WHAT TO WORK ON: Take from the listing each line that has the string "Region".
[begin GIVEN RECORDS]
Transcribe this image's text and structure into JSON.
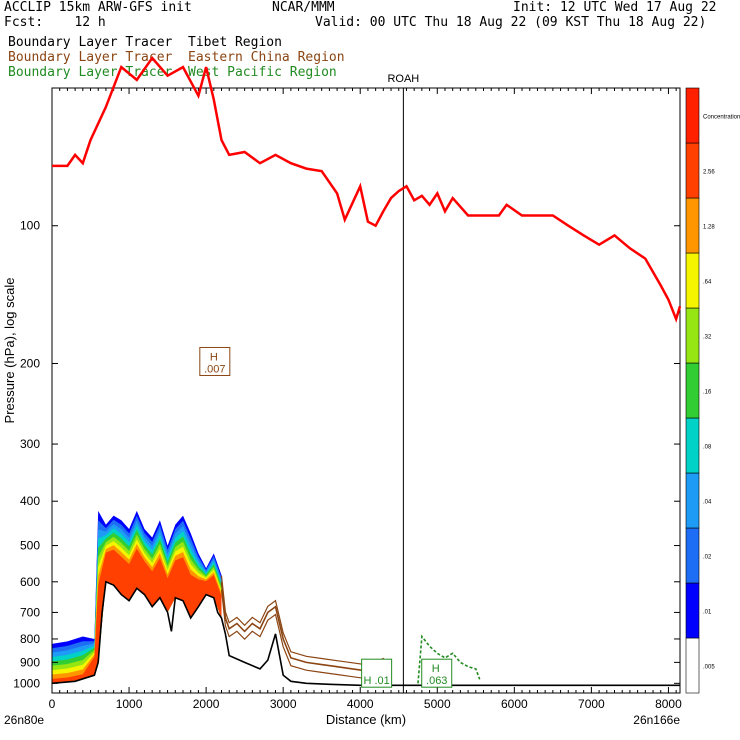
{
  "header": {
    "line1_left": "ACCLIP 15km ARW-GFS init",
    "line1_mid": "NCAR/MMM",
    "line1_right": "Init: 12 UTC Wed 17 Aug 22",
    "line2_left": "Fcst:    12 h",
    "line2_right": "Valid: 00 UTC Thu 18 Aug 22 (09 KST Thu 18 Aug 22)",
    "tracer_lines": [
      {
        "label": "Boundary Layer Tracer  Tibet Region",
        "color": "#000000"
      },
      {
        "label": "Boundary Layer Tracer  Eastern China Region",
        "color": "#8B4513"
      },
      {
        "label": "Boundary Layer Tracer  West Pacific Region",
        "color": "#228B22"
      }
    ]
  },
  "chart_data": {
    "type": "cross-section",
    "xlabel": "Distance (km)",
    "ylabel": "Pressure (hPa), log scale",
    "x_ticks": [
      0,
      1000,
      2000,
      3000,
      4000,
      5000,
      6000,
      7000,
      8000
    ],
    "x_range": [
      0,
      8150
    ],
    "y_ticks": [
      100,
      200,
      300,
      400,
      500,
      600,
      700,
      800,
      900,
      1000
    ],
    "y_range": [
      50,
      1050
    ],
    "y_scale": "log",
    "left_end_label": "26n80e",
    "right_end_label": "26n166e",
    "station": {
      "name": "ROAH",
      "x": 4560
    },
    "annotations": [
      {
        "text_top": "H",
        "text_bottom": ".007",
        "x": 2100,
        "p": 200,
        "color": "#8B4513"
      },
      {
        "text_top": "H",
        "text_bottom": ".063",
        "x": 4980,
        "p": 960,
        "color": "#228B22"
      },
      {
        "text_top": "",
        "text_bottom": "H .01",
        "x": 4200,
        "p": 960,
        "color": "#228B22"
      }
    ],
    "colorbar": {
      "labels": [
        ".005",
        ".01",
        ".02",
        ".04",
        ".08",
        ".16",
        ".32",
        ".64",
        "1.28",
        "2.56",
        "Concentration"
      ],
      "colors": [
        "#ffffff",
        "#0000ff",
        "#1e6ef5",
        "#1e9bf5",
        "#00d2c8",
        "#32cd32",
        "#96e614",
        "#f5f500",
        "#ff9600",
        "#ff4000",
        "#ff2000"
      ]
    },
    "tropopause": {
      "color": "#ff0000",
      "x": [
        0,
        200,
        300,
        400,
        500,
        700,
        900,
        1100,
        1300,
        1500,
        1700,
        1900,
        2000,
        2100,
        2200,
        2300,
        2500,
        2700,
        2900,
        3100,
        3300,
        3500,
        3700,
        3800,
        4000,
        4100,
        4200,
        4300,
        4400,
        4500,
        4600,
        4700,
        4800,
        4900,
        5000,
        5100,
        5200,
        5400,
        5600,
        5800,
        5900,
        6100,
        6300,
        6500,
        6700,
        6900,
        7100,
        7300,
        7500,
        7700,
        7900,
        8000,
        8100,
        8150
      ],
      "p": [
        74,
        74,
        70,
        73,
        65,
        55,
        45,
        48,
        43,
        47,
        45,
        52,
        45,
        53,
        65,
        70,
        69,
        73,
        70,
        73,
        75,
        76,
        85,
        97,
        82,
        98,
        100,
        93,
        87,
        84,
        82,
        88,
        86,
        90,
        85,
        93,
        87,
        95,
        95,
        95,
        90,
        95,
        95,
        95,
        100,
        105,
        110,
        105,
        112,
        118,
        135,
        145,
        160,
        150
      ]
    },
    "concentration_top": {
      "x": [
        0,
        200,
        400,
        550,
        600,
        700,
        800,
        900,
        1000,
        1100,
        1200,
        1300,
        1400,
        1500,
        1600,
        1700,
        1800,
        1900,
        2000,
        2100,
        2200
      ],
      "p": [
        820,
        810,
        790,
        800,
        420,
        450,
        430,
        440,
        460,
        420,
        460,
        480,
        440,
        500,
        450,
        430,
        470,
        520,
        560,
        520,
        580
      ]
    },
    "tibet_terrain": {
      "color": "#000000",
      "x": [
        0,
        300,
        550,
        600,
        650,
        700,
        800,
        900,
        1000,
        1100,
        1200,
        1300,
        1400,
        1500,
        1550,
        1600,
        1700,
        1800,
        1900,
        2000,
        2100,
        2150,
        2200,
        2250,
        2300,
        2500,
        2700,
        2800,
        2900,
        3000,
        3100,
        3300,
        3600,
        4000,
        4500,
        5000,
        5500,
        6000,
        7000,
        8150
      ],
      "p": [
        1000,
        990,
        960,
        900,
        700,
        600,
        610,
        640,
        660,
        620,
        640,
        680,
        650,
        700,
        770,
        650,
        660,
        720,
        680,
        640,
        650,
        700,
        720,
        780,
        870,
        900,
        930,
        890,
        780,
        960,
        990,
        1000,
        1005,
        1010,
        1010,
        1010,
        1010,
        1010,
        1010,
        1010
      ]
    },
    "china_contour": {
      "color": "#8B4513",
      "x": [
        2200,
        2250,
        2300,
        2400,
        2500,
        2600,
        2700,
        2800,
        2900,
        3000,
        3100,
        3300,
        3500,
        3700,
        3900,
        4100,
        4300,
        4400
      ],
      "p": [
        600,
        720,
        760,
        740,
        770,
        740,
        760,
        700,
        680,
        800,
        880,
        900,
        910,
        920,
        930,
        940,
        910,
        960
      ]
    },
    "pacific_contour": {
      "color": "#228B22",
      "x": [
        4750,
        4800,
        4900,
        5000,
        5100,
        5200,
        5300,
        5400,
        5500,
        5550
      ],
      "p": [
        1000,
        790,
        830,
        860,
        880,
        860,
        900,
        920,
        930,
        980
      ]
    }
  }
}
[end GIVEN RECORDS]
TASK RESPONSE:
        "label": "Boundary Layer Tracer  Tibet Region",
        "label": "Boundary Layer Tracer  Eastern China Region",
        "label": "Boundary Layer Tracer  West Pacific Region",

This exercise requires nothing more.